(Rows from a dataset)
──────────

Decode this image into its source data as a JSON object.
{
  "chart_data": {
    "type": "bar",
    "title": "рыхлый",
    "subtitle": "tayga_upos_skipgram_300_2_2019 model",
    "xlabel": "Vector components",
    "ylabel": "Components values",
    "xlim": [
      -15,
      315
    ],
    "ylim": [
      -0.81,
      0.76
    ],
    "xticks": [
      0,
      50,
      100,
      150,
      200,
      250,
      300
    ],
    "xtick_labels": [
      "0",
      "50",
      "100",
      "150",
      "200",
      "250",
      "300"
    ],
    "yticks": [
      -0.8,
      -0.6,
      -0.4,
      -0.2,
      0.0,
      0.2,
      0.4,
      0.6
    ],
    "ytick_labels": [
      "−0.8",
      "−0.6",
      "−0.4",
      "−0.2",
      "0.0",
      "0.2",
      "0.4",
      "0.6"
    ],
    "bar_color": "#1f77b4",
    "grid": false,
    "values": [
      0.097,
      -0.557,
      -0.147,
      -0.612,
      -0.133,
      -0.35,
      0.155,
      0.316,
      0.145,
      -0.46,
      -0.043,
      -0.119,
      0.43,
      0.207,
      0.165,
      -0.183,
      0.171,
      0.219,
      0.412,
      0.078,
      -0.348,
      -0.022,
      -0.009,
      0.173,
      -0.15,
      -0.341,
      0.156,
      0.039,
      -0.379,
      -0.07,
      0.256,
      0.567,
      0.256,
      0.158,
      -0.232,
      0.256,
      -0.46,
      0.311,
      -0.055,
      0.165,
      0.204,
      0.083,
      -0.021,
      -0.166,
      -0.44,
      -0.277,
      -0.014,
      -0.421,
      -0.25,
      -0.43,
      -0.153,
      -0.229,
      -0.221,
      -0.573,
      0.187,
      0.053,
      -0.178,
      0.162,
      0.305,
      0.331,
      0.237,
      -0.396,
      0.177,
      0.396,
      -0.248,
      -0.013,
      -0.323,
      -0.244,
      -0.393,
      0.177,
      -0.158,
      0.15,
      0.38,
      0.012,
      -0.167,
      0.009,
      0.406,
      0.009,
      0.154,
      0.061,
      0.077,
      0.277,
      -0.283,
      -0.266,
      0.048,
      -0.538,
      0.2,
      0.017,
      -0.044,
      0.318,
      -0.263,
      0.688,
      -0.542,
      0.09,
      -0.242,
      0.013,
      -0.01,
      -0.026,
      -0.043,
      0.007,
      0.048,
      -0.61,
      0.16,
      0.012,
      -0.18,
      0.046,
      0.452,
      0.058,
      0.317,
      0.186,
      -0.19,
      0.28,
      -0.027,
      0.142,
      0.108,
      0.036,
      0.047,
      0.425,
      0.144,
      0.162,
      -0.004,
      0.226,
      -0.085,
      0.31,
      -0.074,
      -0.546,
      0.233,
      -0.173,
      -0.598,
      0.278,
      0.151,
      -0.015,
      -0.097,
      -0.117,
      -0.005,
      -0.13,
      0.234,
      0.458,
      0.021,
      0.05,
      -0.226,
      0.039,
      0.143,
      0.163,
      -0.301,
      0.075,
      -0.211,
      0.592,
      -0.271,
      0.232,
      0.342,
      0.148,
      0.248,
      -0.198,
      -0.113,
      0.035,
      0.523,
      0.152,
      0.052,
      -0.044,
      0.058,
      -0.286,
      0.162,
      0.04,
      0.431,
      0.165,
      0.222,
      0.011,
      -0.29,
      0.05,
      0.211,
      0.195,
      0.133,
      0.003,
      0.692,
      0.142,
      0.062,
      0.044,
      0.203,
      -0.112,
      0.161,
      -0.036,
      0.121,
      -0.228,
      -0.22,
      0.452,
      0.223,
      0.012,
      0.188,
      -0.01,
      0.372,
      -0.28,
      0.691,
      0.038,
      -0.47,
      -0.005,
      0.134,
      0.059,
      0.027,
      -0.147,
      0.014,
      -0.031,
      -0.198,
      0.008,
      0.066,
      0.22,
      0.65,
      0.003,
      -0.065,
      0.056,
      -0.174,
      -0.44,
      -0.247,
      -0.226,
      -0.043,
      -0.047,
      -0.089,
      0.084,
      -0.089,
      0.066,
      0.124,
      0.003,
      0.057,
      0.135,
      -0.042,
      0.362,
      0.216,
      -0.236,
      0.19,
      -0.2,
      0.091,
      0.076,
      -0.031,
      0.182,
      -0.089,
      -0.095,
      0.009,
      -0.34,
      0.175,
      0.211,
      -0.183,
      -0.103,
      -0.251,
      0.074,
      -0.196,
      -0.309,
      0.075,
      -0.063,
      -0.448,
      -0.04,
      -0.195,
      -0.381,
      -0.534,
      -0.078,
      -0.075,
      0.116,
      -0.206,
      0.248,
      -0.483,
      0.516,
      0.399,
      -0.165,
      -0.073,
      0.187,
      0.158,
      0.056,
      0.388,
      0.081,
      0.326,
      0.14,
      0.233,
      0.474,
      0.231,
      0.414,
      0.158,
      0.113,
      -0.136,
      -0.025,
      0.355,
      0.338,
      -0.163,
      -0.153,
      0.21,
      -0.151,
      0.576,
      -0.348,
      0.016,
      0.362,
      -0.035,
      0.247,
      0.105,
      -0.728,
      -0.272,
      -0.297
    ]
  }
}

──────────

Work to complete >>
Exactly reproduce every line of the data above.

The completed task >>
Decode this image into its source data as a JSON object.
{
  "chart_data": {
    "type": "bar",
    "title": "рыхлый",
    "subtitle": "tayga_upos_skipgram_300_2_2019 model",
    "xlabel": "Vector components",
    "ylabel": "Components values",
    "xlim": [
      -15,
      315
    ],
    "ylim": [
      -0.81,
      0.76
    ],
    "xticks": [
      0,
      50,
      100,
      150,
      200,
      250,
      300
    ],
    "xtick_labels": [
      "0",
      "50",
      "100",
      "150",
      "200",
      "250",
      "300"
    ],
    "yticks": [
      -0.8,
      -0.6,
      -0.4,
      -0.2,
      0.0,
      0.2,
      0.4,
      0.6
    ],
    "ytick_labels": [
      "−0.8",
      "−0.6",
      "−0.4",
      "−0.2",
      "0.0",
      "0.2",
      "0.4",
      "0.6"
    ],
    "bar_color": "#1f77b4",
    "grid": false,
    "values": [
      0.097,
      -0.557,
      -0.147,
      -0.612,
      -0.133,
      -0.35,
      0.155,
      0.316,
      0.145,
      -0.46,
      -0.043,
      -0.119,
      0.43,
      0.207,
      0.165,
      -0.183,
      0.171,
      0.219,
      0.412,
      0.078,
      -0.348,
      -0.022,
      -0.009,
      0.173,
      -0.15,
      -0.341,
      0.156,
      0.039,
      -0.379,
      -0.07,
      0.256,
      0.567,
      0.256,
      0.158,
      -0.232,
      0.256,
      -0.46,
      0.311,
      -0.055,
      0.165,
      0.204,
      0.083,
      -0.021,
      -0.166,
      -0.44,
      -0.277,
      -0.014,
      -0.421,
      -0.25,
      -0.43,
      -0.153,
      -0.229,
      -0.221,
      -0.573,
      0.187,
      0.053,
      -0.178,
      0.162,
      0.305,
      0.331,
      0.237,
      -0.396,
      0.177,
      0.396,
      -0.248,
      -0.013,
      -0.323,
      -0.244,
      -0.393,
      0.177,
      -0.158,
      0.15,
      0.38,
      0.012,
      -0.167,
      0.009,
      0.406,
      0.009,
      0.154,
      0.061,
      0.077,
      0.277,
      -0.283,
      -0.266,
      0.048,
      -0.538,
      0.2,
      0.017,
      -0.044,
      0.318,
      -0.263,
      0.688,
      -0.542,
      0.09,
      -0.242,
      0.013,
      -0.01,
      -0.026,
      -0.043,
      0.007,
      0.048,
      -0.61,
      0.16,
      0.012,
      -0.18,
      0.046,
      0.452,
      0.058,
      0.317,
      0.186,
      -0.19,
      0.28,
      -0.027,
      0.142,
      0.108,
      0.036,
      0.047,
      0.425,
      0.144,
      0.162,
      -0.004,
      0.226,
      -0.085,
      0.31,
      -0.074,
      -0.546,
      0.233,
      -0.173,
      -0.598,
      0.278,
      0.151,
      -0.015,
      -0.097,
      -0.117,
      -0.005,
      -0.13,
      0.234,
      0.458,
      0.021,
      0.05,
      -0.226,
      0.039,
      0.143,
      0.163,
      -0.301,
      0.075,
      -0.211,
      0.592,
      -0.271,
      0.232,
      0.342,
      0.148,
      0.248,
      -0.198,
      -0.113,
      0.035,
      0.523,
      0.152,
      0.052,
      -0.044,
      0.058,
      -0.286,
      0.162,
      0.04,
      0.431,
      0.165,
      0.222,
      0.011,
      -0.29,
      0.05,
      0.211,
      0.195,
      0.133,
      0.003,
      0.692,
      0.142,
      0.062,
      0.044,
      0.203,
      -0.112,
      0.161,
      -0.036,
      0.121,
      -0.228,
      -0.22,
      0.452,
      0.223,
      0.012,
      0.188,
      -0.01,
      0.372,
      -0.28,
      0.691,
      0.038,
      -0.47,
      -0.005,
      0.134,
      0.059,
      0.027,
      -0.147,
      0.014,
      -0.031,
      -0.198,
      0.008,
      0.066,
      0.22,
      0.65,
      0.003,
      -0.065,
      0.056,
      -0.174,
      -0.44,
      -0.247,
      -0.226,
      -0.043,
      -0.047,
      -0.089,
      0.084,
      -0.089,
      0.066,
      0.124,
      0.003,
      0.057,
      0.135,
      -0.042,
      0.362,
      0.216,
      -0.236,
      0.19,
      -0.2,
      0.091,
      0.076,
      -0.031,
      0.182,
      -0.089,
      -0.095,
      0.009,
      -0.34,
      0.175,
      0.211,
      -0.183,
      -0.103,
      -0.251,
      0.074,
      -0.196,
      -0.309,
      0.075,
      -0.063,
      -0.448,
      -0.04,
      -0.195,
      -0.381,
      -0.534,
      -0.078,
      -0.075,
      0.116,
      -0.206,
      0.248,
      -0.483,
      0.516,
      0.399,
      -0.165,
      -0.073,
      0.187,
      0.158,
      0.056,
      0.388,
      0.081,
      0.326,
      0.14,
      0.233,
      0.474,
      0.231,
      0.414,
      0.158,
      0.113,
      -0.136,
      -0.025,
      0.355,
      0.338,
      -0.163,
      -0.153,
      0.21,
      -0.151,
      0.576,
      -0.348,
      0.016,
      0.362,
      -0.035,
      0.247,
      0.105,
      -0.728,
      -0.272,
      -0.297
    ]
  }
}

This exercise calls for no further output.